**WHAT YOU HAVE TO DO**
Start at the top and transcribe every record through the final line exactly.

**DATA FOR REVIEW**
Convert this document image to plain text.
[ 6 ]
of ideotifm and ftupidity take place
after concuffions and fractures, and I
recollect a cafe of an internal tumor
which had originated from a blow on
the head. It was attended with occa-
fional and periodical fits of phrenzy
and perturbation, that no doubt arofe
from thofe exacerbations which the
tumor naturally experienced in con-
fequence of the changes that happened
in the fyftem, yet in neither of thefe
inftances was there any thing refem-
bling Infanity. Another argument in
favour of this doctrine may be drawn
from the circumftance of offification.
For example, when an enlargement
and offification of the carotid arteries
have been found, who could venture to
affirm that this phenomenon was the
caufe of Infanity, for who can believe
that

**WRITTEN REPLY**
Convert this document image to plain text.
[ 6 ]
of ideotifm and ftupidity take place
after concuffions and fractures, and I
recollect a cafe of an internal tumor
which had originated from a blow on
the head. It was attended with occa-
fional and periodical fits of phrenzy
and perturbation, that no doubt arofe
from thofe exacerbations which the
tumor naturally experienced in con-
fequence of the changes that happened
in the fyftem, yet in neither of thefe
inftances was there any thing refem-
bling Infanity. Another argument in
favour of this doctrine may be drawn
from the circumftance of offification.
For example, when an enlargement
and offification of the carotid arteries
have been found, who could venture to
affirm that this phenomenon was the
caufe of Infanity, for who can believe
that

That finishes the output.